[Start EXTRACTED INFORMATION]
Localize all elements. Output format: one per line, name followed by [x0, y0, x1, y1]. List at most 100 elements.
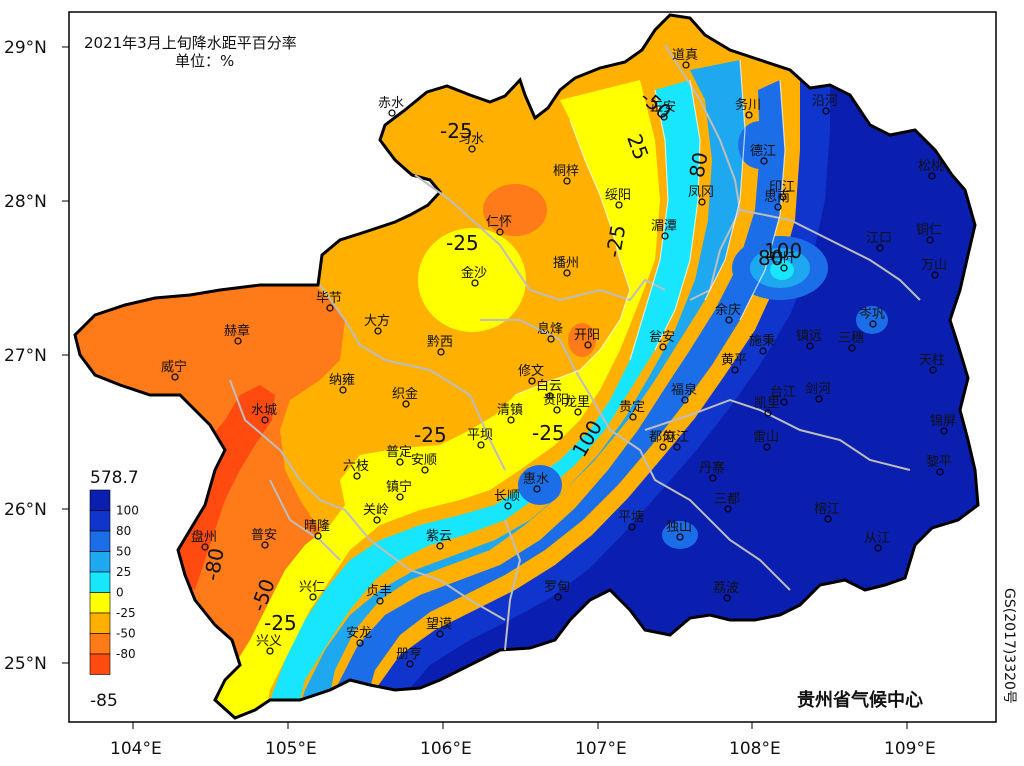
- legend-level-label: -50: [116, 627, 136, 641]
- station-marker: [353, 472, 361, 480]
- station-name: 务川: [735, 97, 761, 113]
- legend-swatch: [89, 551, 111, 573]
- station-name: 关岭: [363, 503, 389, 518]
- station-marker: [406, 660, 414, 668]
- fill-band-minus25-jinsha: [418, 228, 526, 332]
- station-marker: [356, 639, 364, 647]
- station-name: 榕江: [814, 502, 840, 517]
- station-marker: [261, 541, 269, 549]
- station-name: 桐梓: [553, 164, 579, 179]
- station-name: 荔波: [713, 581, 739, 596]
- station-marker: [421, 466, 429, 474]
- station-name: 毕节: [316, 291, 342, 306]
- legend-level-label: 25: [116, 565, 131, 579]
- station-name: 望谟: [426, 616, 452, 632]
- station-marker: [388, 109, 396, 117]
- station-name: 沿河: [812, 94, 838, 109]
- station-marker: [234, 337, 242, 345]
- map-code-label: GS(2017)3320号: [1001, 588, 1017, 704]
- fill-band-minus80-renhuai: [483, 184, 547, 236]
- station-marker: [780, 264, 788, 272]
- station-marker: [396, 493, 404, 501]
- contour-label: 80: [685, 150, 713, 179]
- station-name: 册亨: [396, 646, 422, 662]
- station-name: 平塘: [618, 509, 644, 525]
- lon-label: 108°E: [729, 739, 781, 759]
- station-name: 息烽: [537, 321, 563, 337]
- lat-label: 29°N: [4, 38, 47, 58]
- station-name: 松桃: [918, 159, 944, 174]
- lon-label: 106°E: [420, 739, 472, 759]
- contour-label: -25: [601, 223, 630, 259]
- station-marker: [266, 647, 274, 655]
- station-name: 安顺: [411, 453, 437, 468]
- legend-level-label: 50: [116, 545, 131, 559]
- station-marker: [477, 441, 485, 449]
- station-marker: [940, 427, 948, 435]
- station-marker: [629, 413, 637, 421]
- station-marker: [402, 400, 410, 408]
- station-marker: [496, 228, 504, 236]
- station-name: 普安: [251, 528, 277, 543]
- station-marker: [396, 458, 404, 466]
- station-name: 黎平: [926, 455, 952, 470]
- lon-label: 105°E: [265, 739, 317, 759]
- station-marker: [709, 474, 717, 482]
- station-name: 盘州: [191, 529, 217, 545]
- legend-level-label: 0: [116, 586, 124, 600]
- lat-label: 26°N: [4, 500, 47, 520]
- legend-swatch: [89, 633, 111, 655]
- station-name: 安龙: [346, 626, 372, 641]
- legend-level-label: -25: [116, 606, 136, 620]
- contour-label: 100: [764, 239, 802, 263]
- station-name: 铜仁: [916, 223, 942, 238]
- station-marker: [554, 593, 562, 601]
- map-unit: 单位：%: [175, 52, 234, 70]
- legend-swatch: [89, 530, 111, 552]
- station-name: 丹寨: [699, 460, 725, 476]
- legend-max-label: 578.7: [90, 468, 139, 488]
- station-marker: [436, 630, 444, 638]
- station-marker: [376, 597, 384, 605]
- station-name: 剑河: [805, 381, 831, 397]
- station-marker: [874, 544, 882, 552]
- station-marker: [563, 269, 571, 277]
- lat-label: 27°N: [4, 346, 47, 366]
- station-marker: [759, 347, 767, 355]
- station-marker: [929, 366, 937, 374]
- fill-blob-pingtang: [662, 521, 698, 549]
- station-name: 纳雍: [329, 372, 355, 388]
- station-marker: [928, 172, 936, 180]
- station-name: 开阳: [574, 328, 600, 343]
- station-marker: [931, 271, 939, 279]
- station-name: 赤水: [378, 96, 404, 111]
- station-marker: [676, 533, 684, 541]
- station-name: 正安: [650, 100, 676, 115]
- contour-label: -25: [264, 611, 297, 635]
- station-name: 思南: [764, 189, 790, 205]
- station-name: 播州: [553, 256, 579, 271]
- station-name: 长顺: [494, 489, 520, 504]
- station-marker: [815, 395, 823, 403]
- station-marker: [326, 304, 334, 312]
- station-marker: [806, 342, 814, 350]
- contour-label: -25: [532, 421, 565, 445]
- station-name: 织金: [392, 386, 418, 402]
- station-marker: [763, 443, 771, 451]
- station-marker: [723, 594, 731, 602]
- station-name: 威宁: [161, 359, 187, 375]
- legend-level-label: 100: [116, 504, 139, 518]
- lat-label: 28°N: [4, 192, 47, 212]
- station-marker: [659, 443, 667, 451]
- station-name: 仁怀: [486, 215, 512, 230]
- station-marker: [261, 416, 269, 424]
- legend-swatch: [89, 571, 111, 593]
- color-legend: 578.7 100 80 50 25 0 -25 -50 -80 -85: [89, 468, 139, 711]
- station-marker: [437, 348, 445, 356]
- station-marker: [563, 177, 571, 185]
- station-marker: [682, 61, 690, 69]
- fill-band-50: [320, 80, 785, 718]
- station-marker: [725, 316, 733, 324]
- station-name: 岑巩: [859, 307, 885, 322]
[End EXTRACTED INFORMATION]
| REQUEST |
Copy all of the records above word for word, but leave out the pictures.

| FULL OUTPUT |
Localize all elements. Output format: one per line, name followed by [x0, y0, x1, y1]. List at most 100 elements.
- legend-level-label: -50: [116, 627, 136, 641]
- station-marker: [353, 472, 361, 480]
- station-name: 务川: [735, 97, 761, 113]
- legend-swatch: [89, 551, 111, 573]
- station-name: 关岭: [363, 503, 389, 518]
- station-marker: [406, 660, 414, 668]
- fill-band-minus25-jinsha: [418, 228, 526, 332]
- station-marker: [356, 639, 364, 647]
- station-name: 榕江: [814, 502, 840, 517]
- station-marker: [261, 541, 269, 549]
- station-name: 桐梓: [553, 164, 579, 179]
- station-name: 荔波: [713, 581, 739, 596]
- station-marker: [421, 466, 429, 474]
- station-name: 毕节: [316, 291, 342, 306]
- legend-level-label: 25: [116, 565, 131, 579]
- station-name: 望谟: [426, 616, 452, 632]
- station-marker: [388, 109, 396, 117]
- station-name: 沿河: [812, 94, 838, 109]
- station-marker: [234, 337, 242, 345]
- map-code-label: GS(2017)3320号: [1001, 588, 1017, 704]
- fill-band-minus80-renhuai: [483, 184, 547, 236]
- station-marker: [780, 264, 788, 272]
- station-marker: [396, 493, 404, 501]
- contour-label: 80: [685, 150, 713, 179]
- station-name: 册亨: [396, 646, 422, 662]
- station-name: 平塘: [618, 509, 644, 525]
- lon-label: 108°E: [729, 739, 781, 759]
- station-name: 息烽: [537, 321, 563, 337]
- lat-label: 29°N: [4, 38, 47, 58]
- station-name: 松桃: [918, 159, 944, 174]
- lon-label: 106°E: [420, 739, 472, 759]
- contour-label: -25: [601, 223, 630, 259]
- station-marker: [266, 647, 274, 655]
- station-name: 安顺: [411, 453, 437, 468]
- legend-level-label: 50: [116, 545, 131, 559]
- station-marker: [477, 441, 485, 449]
- station-marker: [940, 427, 948, 435]
- station-marker: [629, 413, 637, 421]
- station-marker: [402, 400, 410, 408]
- station-marker: [496, 228, 504, 236]
- station-name: 普安: [251, 528, 277, 543]
- station-marker: [396, 458, 404, 466]
- station-name: 黎平: [926, 455, 952, 470]
- lon-label: 105°E: [265, 739, 317, 759]
- station-marker: [709, 474, 717, 482]
- station-name: 盘州: [191, 529, 217, 545]
- legend-level-label: 0: [116, 586, 124, 600]
- lat-label: 26°N: [4, 500, 47, 520]
- legend-swatch: [89, 633, 111, 655]
- station-name: 安龙: [346, 626, 372, 641]
- legend-level-label: -25: [116, 606, 136, 620]
- contour-label: 100: [764, 239, 802, 263]
- station-name: 铜仁: [916, 223, 942, 238]
- station-marker: [554, 593, 562, 601]
- map-unit: 单位：%: [175, 52, 234, 70]
- legend-swatch: [89, 530, 111, 552]
- station-name: 丹寨: [699, 460, 725, 476]
- legend-max-label: 578.7: [90, 468, 139, 488]
- station-marker: [436, 630, 444, 638]
- station-marker: [376, 597, 384, 605]
- station-name: 剑河: [805, 381, 831, 397]
- station-marker: [874, 544, 882, 552]
- station-marker: [563, 269, 571, 277]
- lat-label: 27°N: [4, 346, 47, 366]
- station-marker: [759, 347, 767, 355]
- station-marker: [929, 366, 937, 374]
- fill-blob-pingtang: [662, 521, 698, 549]
- station-name: 纳雍: [329, 372, 355, 388]
- station-marker: [928, 172, 936, 180]
- station-name: 开阳: [574, 328, 600, 343]
- station-marker: [931, 271, 939, 279]
- station-name: 赤水: [378, 96, 404, 111]
- station-marker: [676, 533, 684, 541]
- station-name: 正安: [650, 100, 676, 115]
- contour-label: -25: [264, 611, 297, 635]
- station-name: 思南: [764, 189, 790, 205]
- station-name: 播州: [553, 256, 579, 271]
- station-name: 长顺: [494, 489, 520, 504]
- station-marker: [815, 395, 823, 403]
- station-marker: [326, 304, 334, 312]
- station-marker: [806, 342, 814, 350]
- contour-label: -25: [532, 421, 565, 445]
- station-name: 织金: [392, 386, 418, 402]
- station-marker: [763, 443, 771, 451]
- station-marker: [723, 594, 731, 602]
- station-name: 威宁: [161, 359, 187, 375]
- legend-level-label: 100: [116, 504, 139, 518]
- lat-label: 28°N: [4, 192, 47, 212]
- station-marker: [659, 443, 667, 451]
- station-name: 仁怀: [486, 215, 512, 230]
- station-marker: [261, 416, 269, 424]
- legend-swatch: [89, 571, 111, 593]
- color-legend: 578.7 100 80 50 25 0 -25 -50 -80 -85: [89, 468, 139, 711]
- station-marker: [437, 348, 445, 356]
- station-marker: [563, 177, 571, 185]
- station-marker: [682, 61, 690, 69]
- fill-band-50: [320, 80, 785, 718]
- station-marker: [725, 316, 733, 324]
- station-name: 岑巩: [859, 307, 885, 322]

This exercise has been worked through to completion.